→ **Task details**
Rewrite the listing from its start down through the line containing "738, 310, 745]", putting "value-label" wherever "data-label" appears and keeping everything else the same.

→ **Region and label listings**

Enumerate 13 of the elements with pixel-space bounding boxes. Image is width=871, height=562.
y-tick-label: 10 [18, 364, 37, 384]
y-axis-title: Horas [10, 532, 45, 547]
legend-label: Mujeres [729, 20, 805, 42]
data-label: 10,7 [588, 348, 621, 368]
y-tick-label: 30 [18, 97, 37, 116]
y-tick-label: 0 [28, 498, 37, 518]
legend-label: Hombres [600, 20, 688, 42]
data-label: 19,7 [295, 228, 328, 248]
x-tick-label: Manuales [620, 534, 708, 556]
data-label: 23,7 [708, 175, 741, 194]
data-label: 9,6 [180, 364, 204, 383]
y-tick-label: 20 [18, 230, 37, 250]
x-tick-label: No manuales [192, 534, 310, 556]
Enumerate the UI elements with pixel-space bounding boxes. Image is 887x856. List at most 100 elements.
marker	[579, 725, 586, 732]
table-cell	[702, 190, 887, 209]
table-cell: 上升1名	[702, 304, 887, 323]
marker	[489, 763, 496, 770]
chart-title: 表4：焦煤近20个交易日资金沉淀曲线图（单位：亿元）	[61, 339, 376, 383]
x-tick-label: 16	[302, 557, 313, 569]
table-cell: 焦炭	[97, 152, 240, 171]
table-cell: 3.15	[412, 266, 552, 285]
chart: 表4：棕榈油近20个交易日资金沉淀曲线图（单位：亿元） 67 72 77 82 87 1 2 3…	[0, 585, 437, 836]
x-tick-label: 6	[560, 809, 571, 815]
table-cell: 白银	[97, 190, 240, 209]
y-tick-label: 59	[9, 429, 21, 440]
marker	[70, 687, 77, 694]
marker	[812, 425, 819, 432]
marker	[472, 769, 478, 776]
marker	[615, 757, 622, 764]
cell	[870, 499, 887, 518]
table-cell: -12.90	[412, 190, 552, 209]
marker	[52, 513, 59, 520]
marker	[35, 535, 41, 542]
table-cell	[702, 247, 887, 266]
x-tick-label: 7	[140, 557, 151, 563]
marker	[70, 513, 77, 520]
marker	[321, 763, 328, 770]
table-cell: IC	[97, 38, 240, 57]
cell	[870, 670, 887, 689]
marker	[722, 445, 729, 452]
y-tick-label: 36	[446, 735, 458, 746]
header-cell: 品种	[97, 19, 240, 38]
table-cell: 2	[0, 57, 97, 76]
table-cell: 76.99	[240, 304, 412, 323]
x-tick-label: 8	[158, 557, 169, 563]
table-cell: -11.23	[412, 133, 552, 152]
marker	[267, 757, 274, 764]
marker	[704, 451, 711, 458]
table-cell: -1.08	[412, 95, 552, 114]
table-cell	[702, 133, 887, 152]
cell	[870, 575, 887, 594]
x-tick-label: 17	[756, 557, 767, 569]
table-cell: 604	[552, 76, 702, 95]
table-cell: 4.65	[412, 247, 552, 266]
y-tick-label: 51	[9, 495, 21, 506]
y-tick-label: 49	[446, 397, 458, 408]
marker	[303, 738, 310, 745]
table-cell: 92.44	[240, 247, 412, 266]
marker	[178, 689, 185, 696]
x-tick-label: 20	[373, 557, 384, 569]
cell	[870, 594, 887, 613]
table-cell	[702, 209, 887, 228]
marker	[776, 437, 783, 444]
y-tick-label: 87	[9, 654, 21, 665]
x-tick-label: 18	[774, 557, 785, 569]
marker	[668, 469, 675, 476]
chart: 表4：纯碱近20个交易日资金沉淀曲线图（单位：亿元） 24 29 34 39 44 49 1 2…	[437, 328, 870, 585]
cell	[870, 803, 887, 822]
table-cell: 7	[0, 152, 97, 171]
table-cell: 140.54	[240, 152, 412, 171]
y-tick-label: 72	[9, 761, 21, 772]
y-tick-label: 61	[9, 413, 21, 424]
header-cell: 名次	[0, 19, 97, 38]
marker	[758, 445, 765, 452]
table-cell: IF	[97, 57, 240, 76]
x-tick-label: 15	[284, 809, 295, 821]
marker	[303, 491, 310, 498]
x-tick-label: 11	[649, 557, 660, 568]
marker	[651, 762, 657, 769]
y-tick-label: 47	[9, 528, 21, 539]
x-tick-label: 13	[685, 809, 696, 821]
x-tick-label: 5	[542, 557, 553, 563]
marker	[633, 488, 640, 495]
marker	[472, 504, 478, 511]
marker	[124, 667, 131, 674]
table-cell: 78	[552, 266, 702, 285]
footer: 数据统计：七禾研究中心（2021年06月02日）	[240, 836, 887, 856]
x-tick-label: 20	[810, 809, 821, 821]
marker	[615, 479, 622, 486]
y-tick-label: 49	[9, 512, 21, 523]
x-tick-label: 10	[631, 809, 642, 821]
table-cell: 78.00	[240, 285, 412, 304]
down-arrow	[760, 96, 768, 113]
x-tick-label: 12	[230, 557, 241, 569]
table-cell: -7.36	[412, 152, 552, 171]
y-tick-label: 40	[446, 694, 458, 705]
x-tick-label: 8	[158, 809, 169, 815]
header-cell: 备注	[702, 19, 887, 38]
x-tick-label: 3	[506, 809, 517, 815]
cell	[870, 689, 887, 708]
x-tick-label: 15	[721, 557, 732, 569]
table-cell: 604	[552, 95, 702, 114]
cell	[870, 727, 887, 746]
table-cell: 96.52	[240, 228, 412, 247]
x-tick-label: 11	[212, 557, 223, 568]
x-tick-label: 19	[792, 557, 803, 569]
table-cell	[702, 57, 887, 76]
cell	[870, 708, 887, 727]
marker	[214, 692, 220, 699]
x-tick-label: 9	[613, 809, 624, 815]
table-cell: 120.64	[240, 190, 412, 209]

→ **Problem solution**
Enumerate 13 of the elements with pixel-space bounding boxes. Image is width=871, height=562.
y-tick-label: 10 [18, 364, 37, 384]
y-axis-title: Horas [10, 532, 45, 547]
legend-label: Mujeres [729, 20, 805, 42]
value-label: 10,7 [588, 348, 621, 368]
y-tick-label: 30 [18, 97, 37, 116]
y-tick-label: 0 [28, 498, 37, 518]
legend-label: Hombres [600, 20, 688, 42]
value-label: 19,7 [295, 228, 328, 248]
x-tick-label: Manuales [620, 534, 708, 556]
value-label: 23,7 [708, 175, 741, 194]
value-label: 9,6 [180, 364, 204, 383]
y-tick-label: 20 [18, 230, 37, 250]
x-tick-label: No manuales [192, 534, 310, 556]
Enumerate the UI elements with pixel-space bounding boxes. Image is 887x856. List at most 100 elements.
marker	[579, 725, 586, 732]
table-cell	[702, 190, 887, 209]
table-cell: 上升1名	[702, 304, 887, 323]
marker	[489, 763, 496, 770]
chart-title: 表4：焦煤近20个交易日资金沉淀曲线图（单位：亿元）	[61, 339, 376, 383]
x-tick-label: 16	[302, 557, 313, 569]
table-cell: 焦炭	[97, 152, 240, 171]
table-cell: 3.15	[412, 266, 552, 285]
chart: 表4：棕榈油近20个交易日资金沉淀曲线图（单位：亿元） 67 72 77 82 87 1 2 3…	[0, 585, 437, 836]
x-tick-label: 6	[560, 809, 571, 815]
table-cell: 白银	[97, 190, 240, 209]
y-tick-label: 59	[9, 429, 21, 440]
marker	[70, 687, 77, 694]
marker	[812, 425, 819, 432]
marker	[472, 769, 478, 776]
marker	[615, 757, 622, 764]
cell	[870, 499, 887, 518]
table-cell: -12.90	[412, 190, 552, 209]
marker	[52, 513, 59, 520]
marker	[35, 535, 41, 542]
table-cell	[702, 247, 887, 266]
x-tick-label: 7	[140, 557, 151, 563]
marker	[70, 513, 77, 520]
marker	[321, 763, 328, 770]
table-cell: IC	[97, 38, 240, 57]
cell	[870, 670, 887, 689]
marker	[722, 445, 729, 452]
y-tick-label: 36	[446, 735, 458, 746]
header-cell: 品种	[97, 19, 240, 38]
table-cell: 2	[0, 57, 97, 76]
table-cell: 76.99	[240, 304, 412, 323]
x-tick-label: 8	[158, 557, 169, 563]
table-cell: -11.23	[412, 133, 552, 152]
marker	[267, 757, 274, 764]
marker	[704, 451, 711, 458]
table-cell: -1.08	[412, 95, 552, 114]
table-cell	[702, 133, 887, 152]
cell	[870, 575, 887, 594]
x-tick-label: 17	[756, 557, 767, 569]
table-cell: 604	[552, 76, 702, 95]
table-cell: 4.65	[412, 247, 552, 266]
y-tick-label: 51	[9, 495, 21, 506]
y-tick-label: 49	[446, 397, 458, 408]
marker	[303, 738, 310, 745]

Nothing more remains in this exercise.